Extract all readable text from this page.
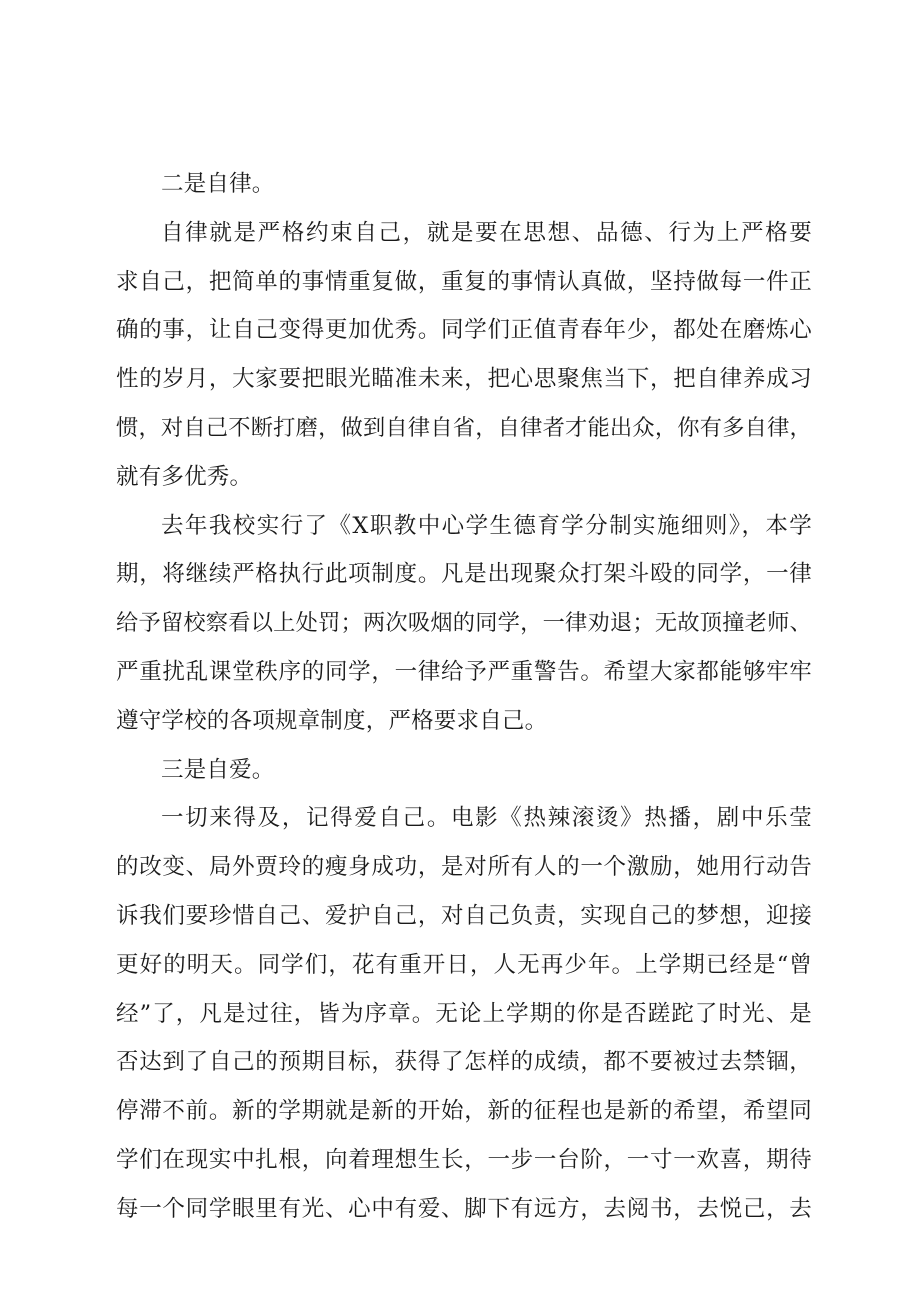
二是自律。
自律就是严格约束自己，就是要在思想、品德、行为上严格要
求自己，把简单的事情重复做，重复的事情认真做，坚持做每一件正
确的事，让自己变得更加优秀。同学们正值青春年少，都处在磨炼心
性的岁月，大家要把眼光瞄准未来，把心思聚焦当下，把自律养成习
惯，对自己不断打磨，做到自律自省，自律者才能出众，你有多自律，
就有多优秀。
去年我校实行了《X职教中心学生德育学分制实施细则》，本学
期，将继续严格执行此项制度。凡是出现聚众打架斗殴的同学，一律
给予留校察看以上处罚；两次吸烟的同学，一律劝退；无故顶撞老师、
严重扰乱课堂秩序的同学，一律给予严重警告。希望大家都能够牢牢
遵守学校的各项规章制度，严格要求自己。
三是自爱。
一切来得及，记得爱自己。电影《热辣滚烫》热播，剧中乐莹
的改变、局外贾玲的瘦身成功，是对所有人的一个激励，她用行动告
诉我们要珍惜自己、爱护自己，对自己负责，实现自己的梦想，迎接
更好的明天。同学们，花有重开日，人无再少年。上学期已经是“曾
经”了，凡是过往，皆为序章。无论上学期的你是否蹉跎了时光、是
否达到了自己的预期目标，获得了怎样的成绩，都不要被过去禁锢，
停滞不前。新的学期就是新的开始，新的征程也是新的希望，希望同
学们在现实中扎根，向着理想生长，一步一台阶，一寸一欢喜，期待
每一个同学眼里有光、心中有爱、脚下有远方，去阅书，去悦己，去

—————

### AIM OF THE EXERCISE:
Your task is to copy the entries in full and exactly, without any images.

### ANSWER FOR THE TASK:
Extract all readable text from this page.
二是自律。
自律就是严格约束自己，就是要在思想、品德、行为上严格要
求自己，把简单的事情重复做，重复的事情认真做，坚持做每一件正
确的事，让自己变得更加优秀。同学们正值青春年少，都处在磨炼心
性的岁月，大家要把眼光瞄准未来，把心思聚焦当下，把自律养成习
惯，对自己不断打磨，做到自律自省，自律者才能出众，你有多自律，
就有多优秀。
去年我校实行了《X职教中心学生德育学分制实施细则》，本学
期，将继续严格执行此项制度。凡是出现聚众打架斗殴的同学，一律
给予留校察看以上处罚；两次吸烟的同学，一律劝退；无故顶撞老师、
严重扰乱课堂秩序的同学，一律给予严重警告。希望大家都能够牢牢
遵守学校的各项规章制度，严格要求自己。
三是自爱。
一切来得及，记得爱自己。电影《热辣滚烫》热播，剧中乐莹
的改变、局外贾玲的瘦身成功，是对所有人的一个激励，她用行动告
诉我们要珍惜自己、爱护自己，对自己负责，实现自己的梦想，迎接
更好的明天。同学们，花有重开日，人无再少年。上学期已经是“曾
经”了，凡是过往，皆为序章。无论上学期的你是否蹉跎了时光、是
否达到了自己的预期目标，获得了怎样的成绩，都不要被过去禁锢，
停滞不前。新的学期就是新的开始，新的征程也是新的希望，希望同
学们在现实中扎根，向着理想生长，一步一台阶，一寸一欢喜，期待
每一个同学眼里有光、心中有爱、脚下有远方，去阅书，去悦己，去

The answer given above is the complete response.